The entries below should be given again exactly, minus their pictures.
· · · · · · ·
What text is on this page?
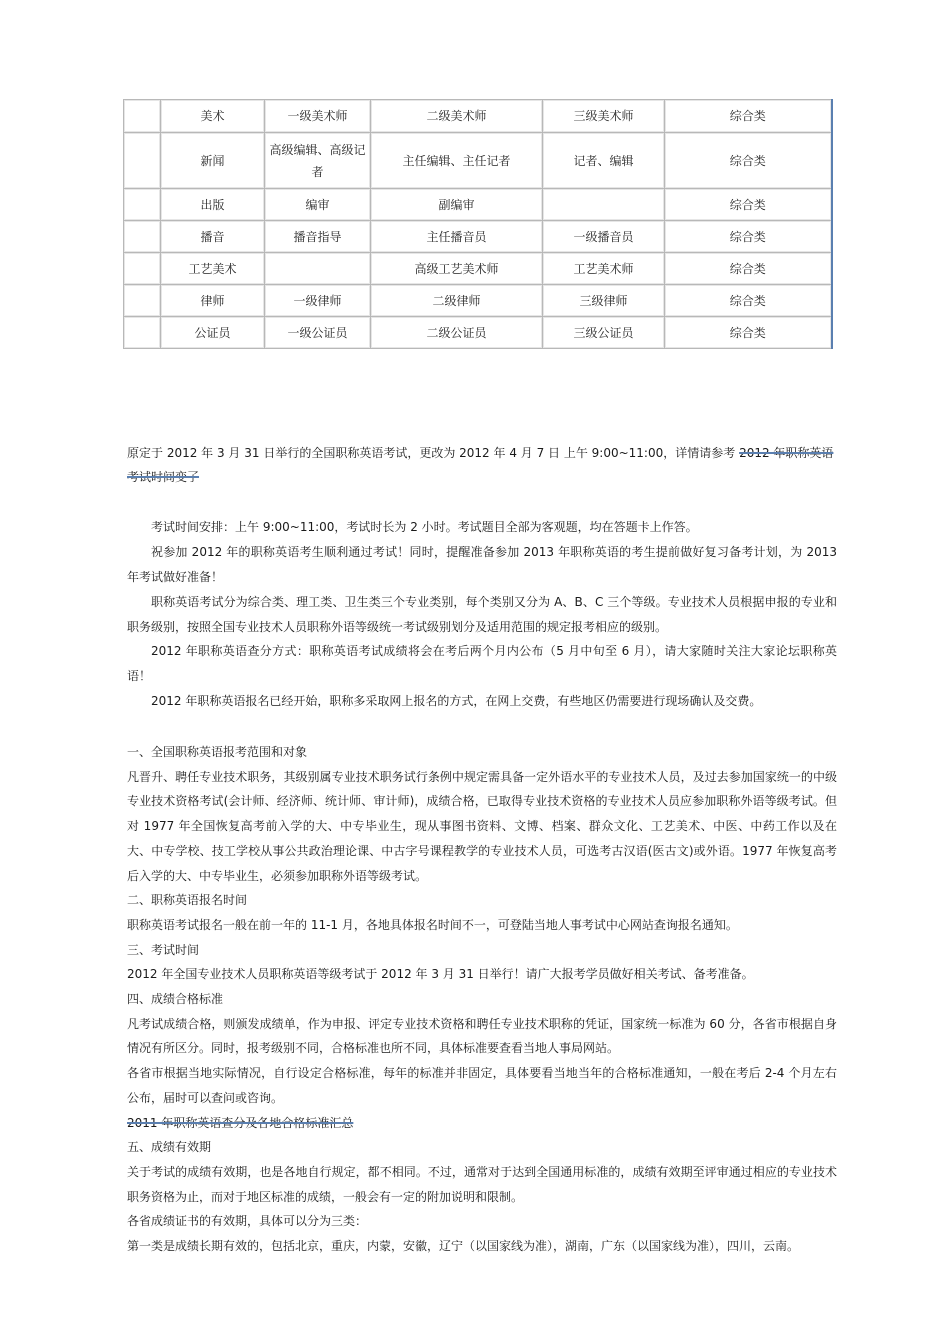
	美术	一级美术师	二级美术师	三级美术师	综合类
	新闻	高级编辑、高级记者	主任编辑、主任记者	记者、编辑	综合类
	出版	编审	副编审		综合类
	播音	播音指导	主任播音员	一级播音员	综合类
	工艺美术		高级工艺美术师	工艺美术师	综合类
	律师	一级律师	二级律师	三级律师	综合类
	公证员	一级公证员	二级公证员	三级公证员	综合类

原定于 2012 年 3 月 31 日举行的全国职称英语考试，更改为 2012 年 4 月 7 日 上午 9:00~11:00，详情请参考 2012 年职称英语考试时间变了

考试时间安排：上午 9:00~11:00，考试时长为 2 小时。考试题目全部为客观题，均在答题卡上作答。

祝参加 2012 年的职称英语考生顺利通过考试！同时，提醒准备参加 2013 年职称英语的考生提前做好复习备考计划，为 2013 年考试做好准备！

职称英语考试分为综合类、理工类、卫生类三个专业类别，每个类别又分为 A、B、C 三个等级。专业技术人员根据申报的专业和职务级别，按照全国专业技术人员职称外语等级统一考试级别划分及适用范围的规定报考相应的级别。

2012 年职称英语查分方式：职称英语考试成绩将会在考后两个月内公布（5 月中旬至 6 月），请大家随时关注大家论坛职称英语！

2012 年职称英语报名已经开始，职称多采取网上报名的方式，在网上交费，有些地区仍需要进行现场确认及交费。

一、全国职称英语报考范围和对象

凡晋升、聘任专业技术职务，其级别属专业技术职务试行条例中规定需具备一定外语水平的专业技术人员，及过去参加国家统一的中级专业技术资格考试(会计师、经济师、统计师、审计师)，成绩合格，已取得专业技术资格的专业技术人员应参加职称外语等级考试。但对 1977 年全国恢复高考前入学的大、中专毕业生，现从事图书资料、文博、档案、群众文化、工艺美术、中医、中药工作以及在大、中专学校、技工学校从事公共政治理论课、中古字号课程教学的专业技术人员，可选考古汉语(医古文)或外语。1977 年恢复高考后入学的大、中专毕业生，必须参加职称外语等级考试。

二、职称英语报名时间

职称英语考试报名一般在前一年的 11-1 月，各地具体报名时间不一，可登陆当地人事考试中心网站查询报名通知。

三、考试时间

2012 年全国专业技术人员职称英语等级考试于 2012 年 3 月 31 日举行！请广大报考学员做好相关考试、备考准备。

四、成绩合格标准

凡考试成绩合格，则颁发成绩单，作为申报、评定专业技术资格和聘任专业技术职称的凭证，国家统一标准为 60 分，各省市根据自身情况有所区分。同时，报考级别不同，合格标准也所不同，具体标准要查看当地人事局网站。

各省市根据当地实际情况，自行设定合格标准，每年的标准并非固定，具体要看当地当年的合格标准通知，一般在考后 2-4 个月左右公布，届时可以查问或咨询。

2011 年职称英语查分及各地合格标准汇总

五、成绩有效期

关于考试的成绩有效期，也是各地自行规定，都不相同。不过，通常对于达到全国通用标准的，成绩有效期至评审通过相应的专业技术职务资格为止，而对于地区标准的成绩，一般会有一定的附加说明和限制。

各省成绩证书的有效期，具体可以分为三类：

第一类是成绩长期有效的，包括北京，重庆，内蒙，安徽，辽宁（以国家线为准），湖南，广东（以国家线为准），四川，云南。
· · · · · · ·
- [Written reply]
What text is on this page?
	美术	一级美术师	二级美术师	三级美术师	综合类
	新闻	高级编辑、高级记者	主任编辑、主任记者	记者、编辑	综合类
	出版	编审	副编审		综合类
	播音	播音指导	主任播音员	一级播音员	综合类
	工艺美术		高级工艺美术师	工艺美术师	综合类
	律师	一级律师	二级律师	三级律师	综合类
	公证员	一级公证员	二级公证员	三级公证员	综合类

原定于 2012 年 3 月 31 日举行的全国职称英语考试，更改为 2012 年 4 月 7 日 上午 9:00~11:00，详情请参考 2012 年职称英语考试时间变了

考试时间安排：上午 9:00~11:00，考试时长为 2 小时。考试题目全部为客观题，均在答题卡上作答。

祝参加 2012 年的职称英语考生顺利通过考试！同时，提醒准备参加 2013 年职称英语的考生提前做好复习备考计划，为 2013 年考试做好准备！

职称英语考试分为综合类、理工类、卫生类三个专业类别，每个类别又分为 A、B、C 三个等级。专业技术人员根据申报的专业和职务级别，按照全国专业技术人员职称外语等级统一考试级别划分及适用范围的规定报考相应的级别。

2012 年职称英语查分方式：职称英语考试成绩将会在考后两个月内公布（5 月中旬至 6 月），请大家随时关注大家论坛职称英语！

2012 年职称英语报名已经开始，职称多采取网上报名的方式，在网上交费，有些地区仍需要进行现场确认及交费。

一、全国职称英语报考范围和对象

凡晋升、聘任专业技术职务，其级别属专业技术职务试行条例中规定需具备一定外语水平的专业技术人员，及过去参加国家统一的中级专业技术资格考试(会计师、经济师、统计师、审计师)，成绩合格，已取得专业技术资格的专业技术人员应参加职称外语等级考试。但对 1977 年全国恢复高考前入学的大、中专毕业生，现从事图书资料、文博、档案、群众文化、工艺美术、中医、中药工作以及在大、中专学校、技工学校从事公共政治理论课、中古字号课程教学的专业技术人员，可选考古汉语(医古文)或外语。1977 年恢复高考后入学的大、中专毕业生，必须参加职称外语等级考试。

二、职称英语报名时间

职称英语考试报名一般在前一年的 11-1 月，各地具体报名时间不一，可登陆当地人事考试中心网站查询报名通知。

三、考试时间

2012 年全国专业技术人员职称英语等级考试于 2012 年 3 月 31 日举行！请广大报考学员做好相关考试、备考准备。

四、成绩合格标准

凡考试成绩合格，则颁发成绩单，作为申报、评定专业技术资格和聘任专业技术职称的凭证，国家统一标准为 60 分，各省市根据自身情况有所区分。同时，报考级别不同，合格标准也所不同，具体标准要查看当地人事局网站。

各省市根据当地实际情况，自行设定合格标准，每年的标准并非固定，具体要看当地当年的合格标准通知，一般在考后 2-4 个月左右公布，届时可以查问或咨询。

2011 年职称英语查分及各地合格标准汇总

五、成绩有效期

关于考试的成绩有效期，也是各地自行规定，都不相同。不过，通常对于达到全国通用标准的，成绩有效期至评审通过相应的专业技术职务资格为止，而对于地区标准的成绩，一般会有一定的附加说明和限制。

各省成绩证书的有效期，具体可以分为三类：

第一类是成绩长期有效的，包括北京，重庆，内蒙，安徽，辽宁（以国家线为准），湖南，广东（以国家线为准），四川，云南。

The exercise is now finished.